* BEGIN RECORDS TO PROCESS *

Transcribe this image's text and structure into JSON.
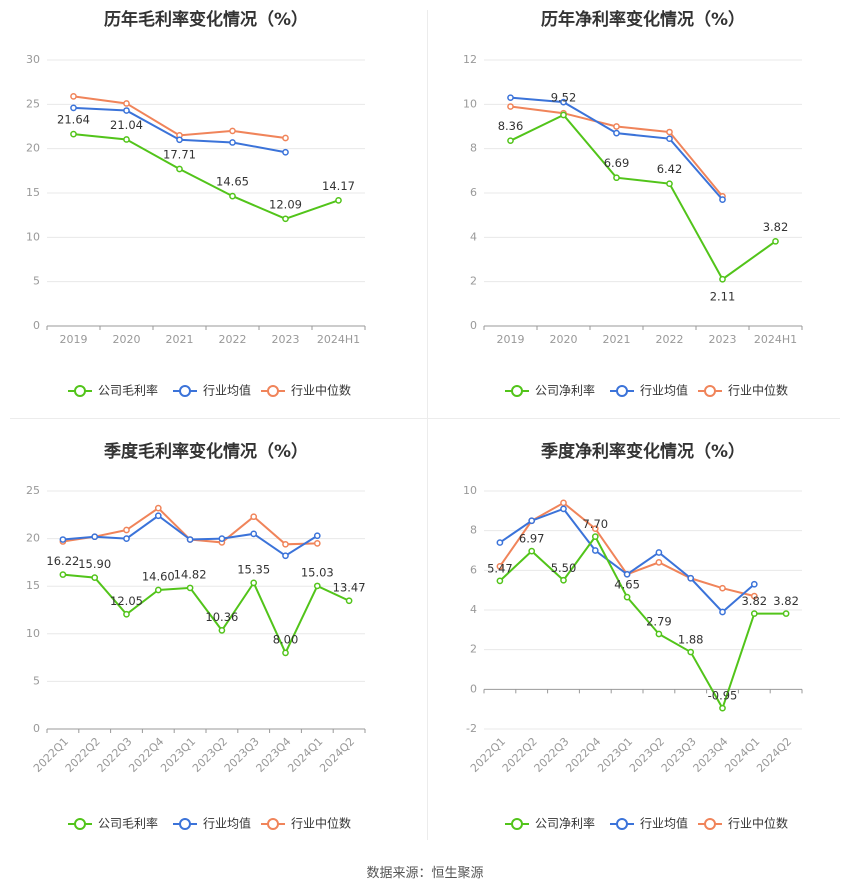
{
  "colors": {
    "company": "#52c41a",
    "avg": "#3b73d9",
    "median": "#f0845a",
    "axis": "#999999",
    "grid": "#e8e8e8"
  },
  "legend": {
    "avg": "行业均值",
    "median": "行业中位数"
  },
  "source": "数据来源：恒生聚源",
  "chart_data": [
    {
      "type": "line",
      "title": "历年毛利率变化情况（%）",
      "categories": [
        "2019",
        "2020",
        "2021",
        "2022",
        "2023",
        "2024H1"
      ],
      "ylim": [
        0,
        30
      ],
      "yticks": [
        0,
        5,
        10,
        15,
        20,
        25,
        30
      ],
      "legend_company": "公司毛利率",
      "series": [
        {
          "name": "公司毛利率",
          "key": "company",
          "labeled": true,
          "values": [
            21.64,
            21.04,
            17.71,
            14.65,
            12.09,
            14.17
          ]
        },
        {
          "name": "行业均值",
          "key": "avg",
          "values": [
            24.6,
            24.3,
            21.0,
            20.7,
            19.6,
            null
          ]
        },
        {
          "name": "行业中位数",
          "key": "median",
          "values": [
            25.9,
            25.1,
            21.5,
            22.0,
            21.2,
            null
          ]
        }
      ]
    },
    {
      "type": "line",
      "title": "历年净利率变化情况（%）",
      "categories": [
        "2019",
        "2020",
        "2021",
        "2022",
        "2023",
        "2024H1"
      ],
      "ylim": [
        0,
        12
      ],
      "yticks": [
        0,
        2,
        4,
        6,
        8,
        10,
        12
      ],
      "legend_company": "公司净利率",
      "series": [
        {
          "name": "公司净利率",
          "key": "company",
          "labeled": true,
          "values": [
            8.36,
            9.52,
            6.69,
            6.42,
            2.11,
            3.82
          ]
        },
        {
          "name": "行业均值",
          "key": "avg",
          "values": [
            10.3,
            10.1,
            8.7,
            8.45,
            5.7,
            null
          ]
        },
        {
          "name": "行业中位数",
          "key": "median",
          "values": [
            9.9,
            9.6,
            9.0,
            8.75,
            5.85,
            null
          ]
        }
      ]
    },
    {
      "type": "line",
      "title": "季度毛利率变化情况（%）",
      "categories": [
        "2022Q1",
        "2022Q2",
        "2022Q3",
        "2022Q4",
        "2023Q1",
        "2023Q2",
        "2023Q3",
        "2023Q4",
        "2024Q1",
        "2024Q2"
      ],
      "ylim": [
        0,
        25
      ],
      "yticks": [
        0,
        5,
        10,
        15,
        20,
        25
      ],
      "legend_company": "公司毛利率",
      "series": [
        {
          "name": "公司毛利率",
          "key": "company",
          "labeled": true,
          "values": [
            16.22,
            15.9,
            12.05,
            14.6,
            14.82,
            10.36,
            15.35,
            8.0,
            15.03,
            13.47
          ]
        },
        {
          "name": "行业均值",
          "key": "avg",
          "values": [
            19.9,
            20.2,
            20.0,
            22.4,
            19.9,
            20.0,
            20.5,
            18.2,
            20.3,
            null
          ]
        },
        {
          "name": "行业中位数",
          "key": "median",
          "values": [
            19.7,
            20.2,
            20.9,
            23.2,
            19.9,
            19.6,
            22.3,
            19.4,
            19.5,
            null
          ]
        }
      ]
    },
    {
      "type": "line",
      "title": "季度净利率变化情况（%）",
      "categories": [
        "2022Q1",
        "2022Q2",
        "2022Q3",
        "2022Q4",
        "2023Q1",
        "2023Q2",
        "2023Q3",
        "2023Q4",
        "2024Q1",
        "2024Q2"
      ],
      "ylim": [
        -2,
        10
      ],
      "yticks": [
        -2,
        0,
        2,
        4,
        6,
        8,
        10
      ],
      "legend_company": "公司净利率",
      "series": [
        {
          "name": "公司净利率",
          "key": "company",
          "labeled": true,
          "values": [
            5.47,
            6.97,
            5.5,
            7.7,
            4.65,
            2.79,
            1.88,
            -0.95,
            3.82,
            3.82
          ]
        },
        {
          "name": "行业均值",
          "key": "avg",
          "values": [
            7.4,
            8.5,
            9.1,
            7.0,
            5.8,
            6.9,
            5.6,
            3.9,
            5.3,
            null
          ]
        },
        {
          "name": "行业中位数",
          "key": "median",
          "values": [
            6.2,
            8.5,
            9.4,
            8.1,
            5.8,
            6.4,
            5.6,
            5.1,
            4.7,
            null
          ]
        }
      ]
    }
  ]
}
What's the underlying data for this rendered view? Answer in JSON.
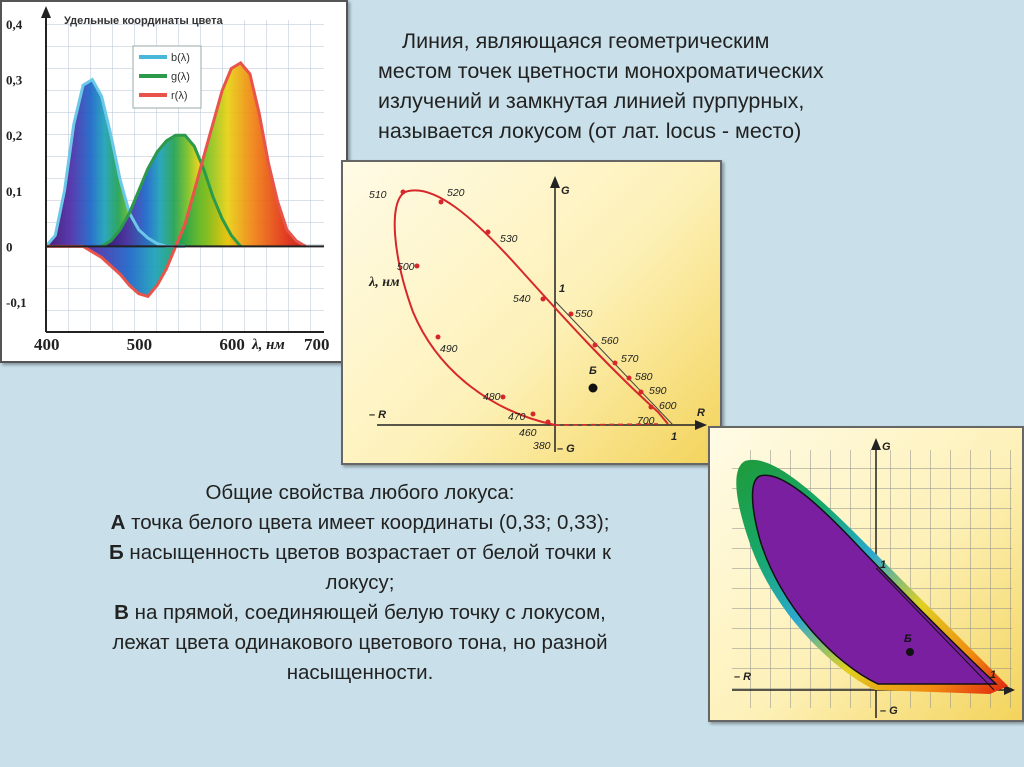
{
  "definition": {
    "lines": [
      "Линия, являющаяся геометрическим",
      "местом точек цветности монохроматических",
      "излучений и замкнутая линией пурпурных,",
      "называется локусом (от лат. locus - место)"
    ]
  },
  "properties": {
    "heading": "Общие свойства любого локуса:",
    "items": [
      {
        "letter": "А",
        "text": " точка белого цвета имеет координаты (0,33; 0,33);"
      },
      {
        "letter": "Б",
        "text": " насыщенность цветов возрастает от белой точки к"
      },
      {
        "letter": "",
        "text": "локусу;"
      },
      {
        "letter": "В",
        "text": " на прямой, соединяющей белую точку с локусом,"
      },
      {
        "letter": "",
        "text": "лежат цвета одинакового цветового тона, но разной"
      },
      {
        "letter": "",
        "text": "насыщенности."
      }
    ]
  },
  "colors": {
    "locus_line": "#d6282b",
    "axis": "#222222",
    "panel_yellow": "#f3d35a",
    "purple_fill": "#7a1fa0"
  },
  "chart_data": {
    "type": "area",
    "title": "Удельные координаты цвета",
    "xlabel": "λ, нм",
    "x_ticks": [
      "400",
      "500",
      "600",
      "700"
    ],
    "y_ticks": [
      "0,4",
      "0,3",
      "0,2",
      "0,1",
      "0",
      "-0,1"
    ],
    "xlim": [
      400,
      700
    ],
    "ylim": [
      -0.1,
      0.4
    ],
    "legend": [
      "b(λ)",
      "g(λ)",
      "r(λ)"
    ],
    "series": [
      {
        "name": "b(λ)",
        "x": [
          400,
          410,
          420,
          430,
          440,
          450,
          460,
          470,
          480,
          490,
          500,
          510,
          520,
          530,
          540,
          550
        ],
        "values": [
          0.0,
          0.02,
          0.1,
          0.22,
          0.29,
          0.3,
          0.27,
          0.2,
          0.12,
          0.06,
          0.03,
          0.015,
          0.005,
          0.0,
          0.0,
          0.0
        ]
      },
      {
        "name": "g(λ)",
        "x": [
          460,
          470,
          480,
          490,
          500,
          510,
          520,
          530,
          540,
          550,
          560,
          570,
          580,
          590,
          600,
          610
        ],
        "values": [
          0.0,
          0.01,
          0.03,
          0.06,
          0.1,
          0.14,
          0.17,
          0.19,
          0.2,
          0.2,
          0.18,
          0.14,
          0.09,
          0.05,
          0.02,
          0.0
        ]
      },
      {
        "name": "r(λ)",
        "x": [
          400,
          440,
          460,
          480,
          490,
          500,
          510,
          520,
          530,
          540,
          550,
          560,
          570,
          580,
          590,
          600,
          610,
          620,
          630,
          640,
          650,
          660,
          670,
          680
        ],
        "values": [
          0.0,
          0.0,
          -0.02,
          -0.05,
          -0.07,
          -0.085,
          -0.09,
          -0.07,
          -0.04,
          0.0,
          0.04,
          0.1,
          0.16,
          0.22,
          0.28,
          0.32,
          0.33,
          0.31,
          0.24,
          0.15,
          0.08,
          0.03,
          0.01,
          0.0
        ]
      }
    ]
  },
  "locus_diagram": {
    "axis_g": "G",
    "axis_neg_g": "– G",
    "axis_r": "R",
    "axis_neg_r": "– R",
    "axis_label": "λ, нм",
    "unit_g": "1",
    "unit_r": "1",
    "white_point": "Б",
    "wavelength_labels": [
      "510",
      "520",
      "530",
      "540",
      "550",
      "560",
      "570",
      "580",
      "590",
      "600",
      "700",
      "500",
      "490",
      "480",
      "470",
      "460",
      "380"
    ]
  },
  "color_locus": {
    "axis_g": "G",
    "axis_neg_g": "– G",
    "axis_neg_r": "– R",
    "unit_g": "1",
    "unit_r": "1",
    "white_point": "Б"
  }
}
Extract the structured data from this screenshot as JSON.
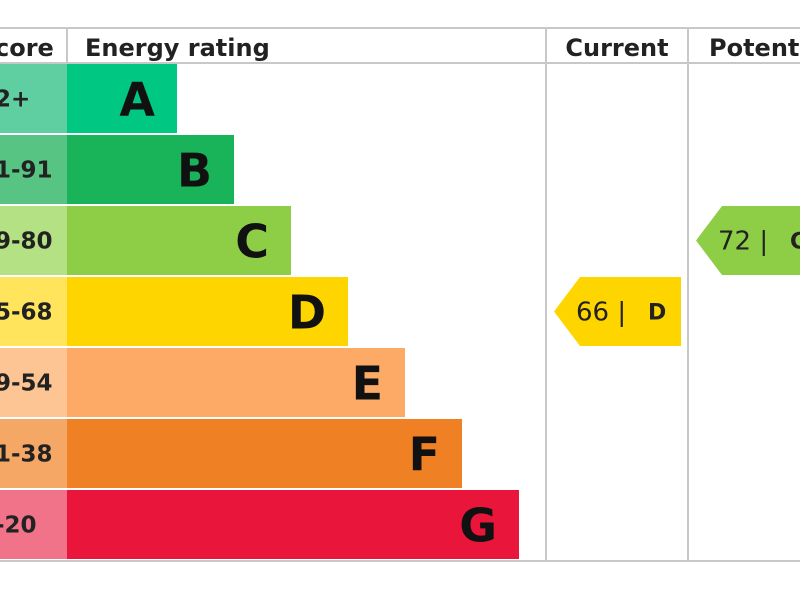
{
  "chart_data": {
    "type": "table",
    "headers": {
      "score": "core",
      "rating": "Energy rating",
      "current": "Current",
      "potential": "Potenti"
    },
    "bands": [
      {
        "score_label": "2+",
        "letter": "A",
        "color": "#00c781",
        "score_bg": "#5fcfa1"
      },
      {
        "score_label": "1-91",
        "letter": "B",
        "color": "#19b459",
        "score_bg": "#58c484"
      },
      {
        "score_label": "9-80",
        "letter": "C",
        "color": "#8dce46",
        "score_bg": "#b4e183"
      },
      {
        "score_label": "5-68",
        "letter": "D",
        "color": "#ffd500",
        "score_bg": "#ffe45c"
      },
      {
        "score_label": "9-54",
        "letter": "E",
        "color": "#fcaa65",
        "score_bg": "#fdc594"
      },
      {
        "score_label": "1-38",
        "letter": "F",
        "color": "#ef8023",
        "score_bg": "#f5a866"
      },
      {
        "score_label": "-20",
        "letter": "G",
        "color": "#e9153b",
        "score_bg": "#f0738a"
      }
    ],
    "current": {
      "value": 66,
      "text": "66 |",
      "letter": "D",
      "color": "#ffd500"
    },
    "potential": {
      "value": 72,
      "text": "72 |",
      "letter": "C",
      "color": "#8dce46"
    }
  }
}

* END RECORDS TO PROCESS *

§ **TO DO**
Exactly those lines that run from the line holding "Extract the structured" to the end of the listing above, both included, are to be reproduced, with pictures left out.

§ **THE RESPONSE**
Extract the structured data from this screenshot as JSON.
{
  "chart_data": {
    "type": "table",
    "headers": {
      "score": "core",
      "rating": "Energy rating",
      "current": "Current",
      "potential": "Potenti"
    },
    "bands": [
      {
        "score_label": "2+",
        "letter": "A",
        "color": "#00c781",
        "score_bg": "#5fcfa1"
      },
      {
        "score_label": "1-91",
        "letter": "B",
        "color": "#19b459",
        "score_bg": "#58c484"
      },
      {
        "score_label": "9-80",
        "letter": "C",
        "color": "#8dce46",
        "score_bg": "#b4e183"
      },
      {
        "score_label": "5-68",
        "letter": "D",
        "color": "#ffd500",
        "score_bg": "#ffe45c"
      },
      {
        "score_label": "9-54",
        "letter": "E",
        "color": "#fcaa65",
        "score_bg": "#fdc594"
      },
      {
        "score_label": "1-38",
        "letter": "F",
        "color": "#ef8023",
        "score_bg": "#f5a866"
      },
      {
        "score_label": "-20",
        "letter": "G",
        "color": "#e9153b",
        "score_bg": "#f0738a"
      }
    ],
    "current": {
      "value": 66,
      "text": "66 |",
      "letter": "D",
      "color": "#ffd500"
    },
    "potential": {
      "value": 72,
      "text": "72 |",
      "letter": "C",
      "color": "#8dce46"
    }
  }
}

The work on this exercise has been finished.